SET PROBLEM
Would you restate all the data that follows, word for word?

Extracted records
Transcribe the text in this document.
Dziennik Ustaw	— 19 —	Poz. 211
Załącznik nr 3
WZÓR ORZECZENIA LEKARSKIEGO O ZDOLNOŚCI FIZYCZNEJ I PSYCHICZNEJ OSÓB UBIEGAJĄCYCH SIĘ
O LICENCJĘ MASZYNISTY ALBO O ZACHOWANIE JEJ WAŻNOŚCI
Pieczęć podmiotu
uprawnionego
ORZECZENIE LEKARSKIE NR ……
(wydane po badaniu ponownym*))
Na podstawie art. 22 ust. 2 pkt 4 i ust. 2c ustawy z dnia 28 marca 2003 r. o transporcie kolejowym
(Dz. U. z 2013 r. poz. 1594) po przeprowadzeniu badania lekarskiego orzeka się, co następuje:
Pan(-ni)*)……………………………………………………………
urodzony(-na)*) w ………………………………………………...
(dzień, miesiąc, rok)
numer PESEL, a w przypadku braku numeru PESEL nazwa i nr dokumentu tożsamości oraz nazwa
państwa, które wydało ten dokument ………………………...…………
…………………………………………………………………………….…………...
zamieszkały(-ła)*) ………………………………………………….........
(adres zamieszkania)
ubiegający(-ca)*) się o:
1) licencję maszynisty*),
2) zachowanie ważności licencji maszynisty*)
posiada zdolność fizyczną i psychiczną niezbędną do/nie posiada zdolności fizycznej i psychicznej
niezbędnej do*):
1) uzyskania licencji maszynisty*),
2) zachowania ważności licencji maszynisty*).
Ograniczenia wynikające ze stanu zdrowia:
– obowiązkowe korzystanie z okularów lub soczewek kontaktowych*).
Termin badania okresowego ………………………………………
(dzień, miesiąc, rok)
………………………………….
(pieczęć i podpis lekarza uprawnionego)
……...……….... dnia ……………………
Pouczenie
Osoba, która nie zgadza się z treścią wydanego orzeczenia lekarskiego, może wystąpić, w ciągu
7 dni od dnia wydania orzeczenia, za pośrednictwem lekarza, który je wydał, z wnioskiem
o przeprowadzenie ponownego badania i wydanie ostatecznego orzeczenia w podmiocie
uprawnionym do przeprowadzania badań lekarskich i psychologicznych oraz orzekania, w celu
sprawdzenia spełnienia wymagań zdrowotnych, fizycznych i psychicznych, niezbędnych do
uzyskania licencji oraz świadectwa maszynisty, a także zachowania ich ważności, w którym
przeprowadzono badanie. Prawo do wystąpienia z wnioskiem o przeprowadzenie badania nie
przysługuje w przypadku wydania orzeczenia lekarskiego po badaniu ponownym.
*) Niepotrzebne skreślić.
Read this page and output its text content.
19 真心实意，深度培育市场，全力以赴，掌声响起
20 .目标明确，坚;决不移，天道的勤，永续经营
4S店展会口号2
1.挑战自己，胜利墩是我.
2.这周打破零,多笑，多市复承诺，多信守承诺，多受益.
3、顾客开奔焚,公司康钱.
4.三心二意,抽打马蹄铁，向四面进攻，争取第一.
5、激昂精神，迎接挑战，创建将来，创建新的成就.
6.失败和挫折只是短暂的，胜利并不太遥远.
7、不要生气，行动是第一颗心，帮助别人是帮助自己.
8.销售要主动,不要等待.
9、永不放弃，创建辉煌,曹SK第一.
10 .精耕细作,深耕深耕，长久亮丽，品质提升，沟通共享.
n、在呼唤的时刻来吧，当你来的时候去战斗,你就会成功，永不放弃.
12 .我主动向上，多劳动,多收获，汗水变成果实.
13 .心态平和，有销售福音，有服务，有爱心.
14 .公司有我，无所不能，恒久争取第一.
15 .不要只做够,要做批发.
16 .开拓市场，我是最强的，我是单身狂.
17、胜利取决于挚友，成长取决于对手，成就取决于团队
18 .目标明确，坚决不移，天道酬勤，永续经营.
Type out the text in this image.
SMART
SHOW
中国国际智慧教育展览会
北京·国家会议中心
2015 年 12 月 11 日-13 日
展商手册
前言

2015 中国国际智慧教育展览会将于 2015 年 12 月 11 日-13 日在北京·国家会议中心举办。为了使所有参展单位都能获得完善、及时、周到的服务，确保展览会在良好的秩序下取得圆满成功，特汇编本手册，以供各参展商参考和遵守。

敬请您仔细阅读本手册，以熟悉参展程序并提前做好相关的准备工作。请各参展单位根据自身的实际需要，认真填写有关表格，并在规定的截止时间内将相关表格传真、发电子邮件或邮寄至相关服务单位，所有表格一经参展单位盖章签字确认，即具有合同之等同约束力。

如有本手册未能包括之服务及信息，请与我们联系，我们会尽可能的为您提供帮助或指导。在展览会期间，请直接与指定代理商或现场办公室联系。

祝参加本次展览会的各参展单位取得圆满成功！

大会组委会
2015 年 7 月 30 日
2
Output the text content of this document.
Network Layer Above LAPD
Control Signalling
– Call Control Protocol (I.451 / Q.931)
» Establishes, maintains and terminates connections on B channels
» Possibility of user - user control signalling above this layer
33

EXERCISE RESPONSE
Transcribe the text in this document.
Dziennik Ustaw	— 19 —	Poz. 211
Załącznik nr 3
WZÓR ORZECZENIA LEKARSKIEGO O ZDOLNOŚCI FIZYCZNEJ I PSYCHICZNEJ OSÓB UBIEGAJĄCYCH SIĘ
O LICENCJĘ MASZYNISTY ALBO O ZACHOWANIE JEJ WAŻNOŚCI
Pieczęć podmiotu
uprawnionego
ORZECZENIE LEKARSKIE NR ……
(wydane po badaniu ponownym*))
Na podstawie art. 22 ust. 2 pkt 4 i ust. 2c ustawy z dnia 28 marca 2003 r. o transporcie kolejowym
(Dz. U. z 2013 r. poz. 1594) po przeprowadzeniu badania lekarskiego orzeka się, co następuje:
Pan(-ni)*)……………………………………………………………
urodzony(-na)*) w ………………………………………………...
(dzień, miesiąc, rok)
numer PESEL, a w przypadku braku numeru PESEL nazwa i nr dokumentu tożsamości oraz nazwa
państwa, które wydało ten dokument ………………………...…………
…………………………………………………………………………….…………...
zamieszkały(-ła)*) ………………………………………………….........
(adres zamieszkania)
ubiegający(-ca)*) się o:
1) licencję maszynisty*),
2) zachowanie ważności licencji maszynisty*)
posiada zdolność fizyczną i psychiczną niezbędną do/nie posiada zdolności fizycznej i psychicznej
niezbędnej do*):
1) uzyskania licencji maszynisty*),
2) zachowania ważności licencji maszynisty*).
Ograniczenia wynikające ze stanu zdrowia:
– obowiązkowe korzystanie z okularów lub soczewek kontaktowych*).
Termin badania okresowego ………………………………………
(dzień, miesiąc, rok)
………………………………….
(pieczęć i podpis lekarza uprawnionego)
……...……….... dnia ……………………
Pouczenie
Osoba, która nie zgadza się z treścią wydanego orzeczenia lekarskiego, może wystąpić, w ciągu
7 dni od dnia wydania orzeczenia, za pośrednictwem lekarza, który je wydał, z wnioskiem
o przeprowadzenie ponownego badania i wydanie ostatecznego orzeczenia w podmiocie
uprawnionym do przeprowadzania badań lekarskich i psychologicznych oraz orzekania, w celu
sprawdzenia spełnienia wymagań zdrowotnych, fizycznych i psychicznych, niezbędnych do
uzyskania licencji oraz świadectwa maszynisty, a także zachowania ich ważności, w którym
przeprowadzono badanie. Prawo do wystąpienia z wnioskiem o przeprowadzenie badania nie
przysługuje w przypadku wydania orzeczenia lekarskiego po badaniu ponownym.
*) Niepotrzebne skreślić.
Read this page and output its text content.
19 真心实意，深度培育市场，全力以赴，掌声响起
20 .目标明确，坚;决不移，天道的勤，永续经营
4S店展会口号2
1.挑战自己，胜利墩是我.
2.这周打破零,多笑，多市复承诺，多信守承诺，多受益.
3、顾客开奔焚,公司康钱.
4.三心二意,抽打马蹄铁，向四面进攻，争取第一.
5、激昂精神，迎接挑战，创建将来，创建新的成就.
6.失败和挫折只是短暂的，胜利并不太遥远.
7、不要生气，行动是第一颗心，帮助别人是帮助自己.
8.销售要主动,不要等待.
9、永不放弃，创建辉煌,曹SK第一.
10 .精耕细作,深耕深耕，长久亮丽，品质提升，沟通共享.
n、在呼唤的时刻来吧，当你来的时候去战斗,你就会成功，永不放弃.
12 .我主动向上，多劳动,多收获，汗水变成果实.
13 .心态平和，有销售福音，有服务，有爱心.
14 .公司有我，无所不能，恒久争取第一.
15 .不要只做够,要做批发.
16 .开拓市场，我是最强的，我是单身狂.
17、胜利取决于挚友，成长取决于对手，成就取决于团队
18 .目标明确，坚决不移，天道酬勤，永续经营.
Type out the text in this image.
SMART
SHOW
中国国际智慧教育展览会
北京·国家会议中心
2015 年 12 月 11 日-13 日
展商手册
前言

2015 中国国际智慧教育展览会将于 2015 年 12 月 11 日-13 日在北京·国家会议中心举办。为了使所有参展单位都能获得完善、及时、周到的服务，确保展览会在良好的秩序下取得圆满成功，特汇编本手册，以供各参展商参考和遵守。

敬请您仔细阅读本手册，以熟悉参展程序并提前做好相关的准备工作。请各参展单位根据自身的实际需要，认真填写有关表格，并在规定的截止时间内将相关表格传真、发电子邮件或邮寄至相关服务单位，所有表格一经参展单位盖章签字确认，即具有合同之等同约束力。

如有本手册未能包括之服务及信息，请与我们联系，我们会尽可能的为您提供帮助或指导。在展览会期间，请直接与指定代理商或现场办公室联系。

祝参加本次展览会的各参展单位取得圆满成功！

大会组委会
2015 年 7 月 30 日
2
Output the text content of this document.
Network Layer Above LAPD
Control Signalling
– Call Control Protocol (I.451 / Q.931)
» Establishes, maintains and terminates connections on B channels
» Possibility of user - user control signalling above this layer
33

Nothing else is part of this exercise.